• [GIVEN INFORMATION]:
● ● ● ●

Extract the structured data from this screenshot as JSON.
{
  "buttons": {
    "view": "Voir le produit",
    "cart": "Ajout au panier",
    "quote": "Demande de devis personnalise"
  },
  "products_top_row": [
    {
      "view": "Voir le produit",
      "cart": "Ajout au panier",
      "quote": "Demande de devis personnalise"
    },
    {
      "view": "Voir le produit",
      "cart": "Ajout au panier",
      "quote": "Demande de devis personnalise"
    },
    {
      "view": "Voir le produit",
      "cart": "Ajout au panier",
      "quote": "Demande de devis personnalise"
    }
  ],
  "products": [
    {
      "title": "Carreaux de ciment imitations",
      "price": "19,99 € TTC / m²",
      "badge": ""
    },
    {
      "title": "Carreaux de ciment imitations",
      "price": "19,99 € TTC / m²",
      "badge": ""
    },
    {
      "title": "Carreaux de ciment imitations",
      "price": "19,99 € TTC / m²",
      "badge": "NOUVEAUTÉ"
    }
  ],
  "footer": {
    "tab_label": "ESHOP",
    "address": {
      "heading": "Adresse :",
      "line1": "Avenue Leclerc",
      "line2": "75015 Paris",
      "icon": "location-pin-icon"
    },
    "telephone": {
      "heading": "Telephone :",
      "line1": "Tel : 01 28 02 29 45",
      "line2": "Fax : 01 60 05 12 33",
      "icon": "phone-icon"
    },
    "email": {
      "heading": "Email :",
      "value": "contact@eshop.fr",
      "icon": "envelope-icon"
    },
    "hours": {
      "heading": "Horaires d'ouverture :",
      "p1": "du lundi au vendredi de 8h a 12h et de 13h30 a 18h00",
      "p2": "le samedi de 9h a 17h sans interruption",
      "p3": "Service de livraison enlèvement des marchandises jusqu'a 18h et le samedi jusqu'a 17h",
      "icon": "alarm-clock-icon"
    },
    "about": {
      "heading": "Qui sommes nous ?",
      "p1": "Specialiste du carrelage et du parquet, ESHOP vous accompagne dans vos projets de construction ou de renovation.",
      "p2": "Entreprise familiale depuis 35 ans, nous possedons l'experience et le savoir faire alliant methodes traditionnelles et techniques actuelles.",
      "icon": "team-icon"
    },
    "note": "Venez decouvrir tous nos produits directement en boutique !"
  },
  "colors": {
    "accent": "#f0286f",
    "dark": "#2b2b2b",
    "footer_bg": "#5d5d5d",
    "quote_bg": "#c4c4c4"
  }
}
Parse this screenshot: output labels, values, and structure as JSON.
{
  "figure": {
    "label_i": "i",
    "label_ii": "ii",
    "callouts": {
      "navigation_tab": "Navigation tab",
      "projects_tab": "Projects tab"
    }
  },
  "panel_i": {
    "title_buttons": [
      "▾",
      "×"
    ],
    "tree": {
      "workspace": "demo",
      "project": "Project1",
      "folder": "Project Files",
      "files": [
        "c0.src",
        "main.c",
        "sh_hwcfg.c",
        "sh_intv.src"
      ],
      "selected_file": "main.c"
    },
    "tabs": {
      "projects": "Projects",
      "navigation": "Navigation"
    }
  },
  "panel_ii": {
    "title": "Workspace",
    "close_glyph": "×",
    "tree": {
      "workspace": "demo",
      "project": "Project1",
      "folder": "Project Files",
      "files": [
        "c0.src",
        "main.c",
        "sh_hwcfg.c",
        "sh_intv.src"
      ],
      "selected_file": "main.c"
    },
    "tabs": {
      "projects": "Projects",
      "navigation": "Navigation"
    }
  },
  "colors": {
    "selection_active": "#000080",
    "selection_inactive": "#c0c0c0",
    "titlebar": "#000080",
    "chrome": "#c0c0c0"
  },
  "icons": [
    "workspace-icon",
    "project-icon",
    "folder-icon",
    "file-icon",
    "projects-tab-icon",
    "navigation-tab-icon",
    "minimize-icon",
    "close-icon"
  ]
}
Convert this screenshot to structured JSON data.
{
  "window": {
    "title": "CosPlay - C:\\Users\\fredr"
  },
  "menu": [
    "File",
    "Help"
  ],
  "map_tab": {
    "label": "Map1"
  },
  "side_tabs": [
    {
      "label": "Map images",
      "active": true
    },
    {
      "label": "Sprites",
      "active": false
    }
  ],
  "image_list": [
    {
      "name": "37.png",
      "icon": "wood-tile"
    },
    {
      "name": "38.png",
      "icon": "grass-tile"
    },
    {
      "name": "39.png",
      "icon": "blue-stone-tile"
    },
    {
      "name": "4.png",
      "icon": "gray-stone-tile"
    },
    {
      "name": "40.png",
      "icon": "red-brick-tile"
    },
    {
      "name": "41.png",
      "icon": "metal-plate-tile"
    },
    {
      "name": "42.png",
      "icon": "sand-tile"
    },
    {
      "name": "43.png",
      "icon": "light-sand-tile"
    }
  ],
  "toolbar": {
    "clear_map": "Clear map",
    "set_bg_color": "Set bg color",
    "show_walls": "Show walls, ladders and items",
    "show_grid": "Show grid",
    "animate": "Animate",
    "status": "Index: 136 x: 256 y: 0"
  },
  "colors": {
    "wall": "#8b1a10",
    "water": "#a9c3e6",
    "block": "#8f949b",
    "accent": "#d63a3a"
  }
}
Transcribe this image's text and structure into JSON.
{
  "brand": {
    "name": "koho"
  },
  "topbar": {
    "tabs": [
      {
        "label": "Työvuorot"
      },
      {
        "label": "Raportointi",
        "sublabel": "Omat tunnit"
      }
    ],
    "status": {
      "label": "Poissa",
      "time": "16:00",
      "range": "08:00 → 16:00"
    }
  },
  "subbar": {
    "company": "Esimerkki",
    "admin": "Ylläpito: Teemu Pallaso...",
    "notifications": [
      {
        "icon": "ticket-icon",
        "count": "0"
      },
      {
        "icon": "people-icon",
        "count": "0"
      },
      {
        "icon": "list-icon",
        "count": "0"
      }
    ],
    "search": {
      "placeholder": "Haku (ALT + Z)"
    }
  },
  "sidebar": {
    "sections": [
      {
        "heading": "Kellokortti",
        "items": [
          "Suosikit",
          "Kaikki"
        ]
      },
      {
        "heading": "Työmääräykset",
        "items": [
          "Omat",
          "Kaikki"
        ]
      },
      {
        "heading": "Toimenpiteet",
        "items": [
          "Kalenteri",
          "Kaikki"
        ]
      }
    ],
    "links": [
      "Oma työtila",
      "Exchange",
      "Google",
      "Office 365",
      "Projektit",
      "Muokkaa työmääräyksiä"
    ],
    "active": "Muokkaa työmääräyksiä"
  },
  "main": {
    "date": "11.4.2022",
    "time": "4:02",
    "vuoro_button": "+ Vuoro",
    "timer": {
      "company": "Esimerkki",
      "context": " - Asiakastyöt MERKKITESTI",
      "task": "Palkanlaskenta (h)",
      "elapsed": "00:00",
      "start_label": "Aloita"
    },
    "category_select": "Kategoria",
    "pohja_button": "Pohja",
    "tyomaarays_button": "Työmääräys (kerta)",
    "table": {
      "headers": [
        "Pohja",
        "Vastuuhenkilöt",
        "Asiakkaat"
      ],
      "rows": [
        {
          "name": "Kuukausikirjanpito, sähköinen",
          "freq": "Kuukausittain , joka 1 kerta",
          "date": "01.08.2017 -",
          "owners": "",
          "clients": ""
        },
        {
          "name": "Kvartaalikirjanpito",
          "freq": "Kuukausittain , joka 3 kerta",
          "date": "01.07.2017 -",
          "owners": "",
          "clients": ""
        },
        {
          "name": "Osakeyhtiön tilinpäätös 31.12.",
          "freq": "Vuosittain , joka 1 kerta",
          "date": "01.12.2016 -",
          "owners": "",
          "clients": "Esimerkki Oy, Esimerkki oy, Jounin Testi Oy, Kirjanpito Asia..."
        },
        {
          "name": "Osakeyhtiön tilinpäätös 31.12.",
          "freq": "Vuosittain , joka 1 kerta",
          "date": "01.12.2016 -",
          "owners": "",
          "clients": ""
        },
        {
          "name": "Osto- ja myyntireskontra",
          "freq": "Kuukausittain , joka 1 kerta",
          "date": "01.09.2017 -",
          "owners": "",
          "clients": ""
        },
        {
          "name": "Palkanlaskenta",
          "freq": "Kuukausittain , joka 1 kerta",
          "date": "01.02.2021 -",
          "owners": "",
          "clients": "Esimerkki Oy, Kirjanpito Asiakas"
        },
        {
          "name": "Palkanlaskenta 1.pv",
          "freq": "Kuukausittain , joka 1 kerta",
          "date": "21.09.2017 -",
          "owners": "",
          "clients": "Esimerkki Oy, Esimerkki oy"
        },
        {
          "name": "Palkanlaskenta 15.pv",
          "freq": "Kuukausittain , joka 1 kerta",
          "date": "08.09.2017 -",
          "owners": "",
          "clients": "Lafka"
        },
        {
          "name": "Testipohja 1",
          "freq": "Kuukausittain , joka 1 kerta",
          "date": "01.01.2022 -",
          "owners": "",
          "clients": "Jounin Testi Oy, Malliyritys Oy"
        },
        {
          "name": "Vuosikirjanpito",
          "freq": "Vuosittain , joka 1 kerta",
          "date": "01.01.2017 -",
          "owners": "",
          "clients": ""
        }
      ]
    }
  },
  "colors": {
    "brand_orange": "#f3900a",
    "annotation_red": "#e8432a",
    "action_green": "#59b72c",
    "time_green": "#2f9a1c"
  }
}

● ● ● ●

List all lines in the material containing the string "date".

• [SOLUTION TO THIS PROBLEM]:
    "date": "11.4.2022",
          "date": "01.08.2017 -",
          "date": "01.07.2017 -",
          "date": "01.12.2016 -",
          "date": "01.12.2016 -",
          "date": "01.09.2017 -",
          "date": "01.02.2021 -",
          "date": "21.09.2017 -",
          "date": "08.09.2017 -",
          "date": "01.01.2022 -",
          "date": "01.01.2017 -",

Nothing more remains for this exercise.